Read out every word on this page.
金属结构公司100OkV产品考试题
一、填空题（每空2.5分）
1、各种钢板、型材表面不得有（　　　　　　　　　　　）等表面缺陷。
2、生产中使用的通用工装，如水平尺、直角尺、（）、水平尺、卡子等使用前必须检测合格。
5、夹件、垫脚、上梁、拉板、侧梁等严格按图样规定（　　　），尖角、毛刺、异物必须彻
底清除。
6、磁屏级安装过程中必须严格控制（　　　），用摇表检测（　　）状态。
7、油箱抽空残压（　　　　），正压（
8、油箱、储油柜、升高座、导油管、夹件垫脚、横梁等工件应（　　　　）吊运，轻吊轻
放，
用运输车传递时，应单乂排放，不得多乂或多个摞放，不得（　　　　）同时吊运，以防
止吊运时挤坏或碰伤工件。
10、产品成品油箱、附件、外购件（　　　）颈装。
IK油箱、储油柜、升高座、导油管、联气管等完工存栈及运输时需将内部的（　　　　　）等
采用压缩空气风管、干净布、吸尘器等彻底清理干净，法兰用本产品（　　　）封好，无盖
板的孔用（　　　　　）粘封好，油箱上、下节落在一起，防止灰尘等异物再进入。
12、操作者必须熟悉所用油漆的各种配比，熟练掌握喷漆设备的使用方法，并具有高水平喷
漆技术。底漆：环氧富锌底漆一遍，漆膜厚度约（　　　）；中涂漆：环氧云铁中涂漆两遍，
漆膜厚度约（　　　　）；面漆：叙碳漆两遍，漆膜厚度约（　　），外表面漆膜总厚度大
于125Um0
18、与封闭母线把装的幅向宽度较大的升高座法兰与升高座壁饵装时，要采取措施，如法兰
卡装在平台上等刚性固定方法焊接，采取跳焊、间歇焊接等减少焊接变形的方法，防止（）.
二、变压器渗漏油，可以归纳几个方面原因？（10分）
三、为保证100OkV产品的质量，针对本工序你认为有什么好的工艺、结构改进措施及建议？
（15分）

━━━━━━━━━━━━━━━━━━━━

# Set exercise
Restate each record exactly as written.

# Exercise answer
Read out every word on this page.
金属结构公司100OkV产品考试题
一、填空题（每空2.5分）
1、各种钢板、型材表面不得有（　　　　　　　　　　　）等表面缺陷。
2、生产中使用的通用工装，如水平尺、直角尺、（）、水平尺、卡子等使用前必须检测合格。
5、夹件、垫脚、上梁、拉板、侧梁等严格按图样规定（　　　），尖角、毛刺、异物必须彻
底清除。
6、磁屏级安装过程中必须严格控制（　　　），用摇表检测（　　）状态。
7、油箱抽空残压（　　　　），正压（
8、油箱、储油柜、升高座、导油管、夹件垫脚、横梁等工件应（　　　　）吊运，轻吊轻
放，
用运输车传递时，应单乂排放，不得多乂或多个摞放，不得（　　　　）同时吊运，以防
止吊运时挤坏或碰伤工件。
10、产品成品油箱、附件、外购件（　　　）颈装。
IK油箱、储油柜、升高座、导油管、联气管等完工存栈及运输时需将内部的（　　　　　）等
采用压缩空气风管、干净布、吸尘器等彻底清理干净，法兰用本产品（　　　）封好，无盖
板的孔用（　　　　　）粘封好，油箱上、下节落在一起，防止灰尘等异物再进入。
12、操作者必须熟悉所用油漆的各种配比，熟练掌握喷漆设备的使用方法，并具有高水平喷
漆技术。底漆：环氧富锌底漆一遍，漆膜厚度约（　　　）；中涂漆：环氧云铁中涂漆两遍，
漆膜厚度约（　　　　）；面漆：叙碳漆两遍，漆膜厚度约（　　），外表面漆膜总厚度大
于125Um0
18、与封闭母线把装的幅向宽度较大的升高座法兰与升高座壁饵装时，要采取措施，如法兰
卡装在平台上等刚性固定方法焊接，采取跳焊、间歇焊接等减少焊接变形的方法，防止（）.
二、变压器渗漏油，可以归纳几个方面原因？（10分）
三、为保证100OkV产品的质量，针对本工序你认为有什么好的工艺、结构改进措施及建议？
（15分）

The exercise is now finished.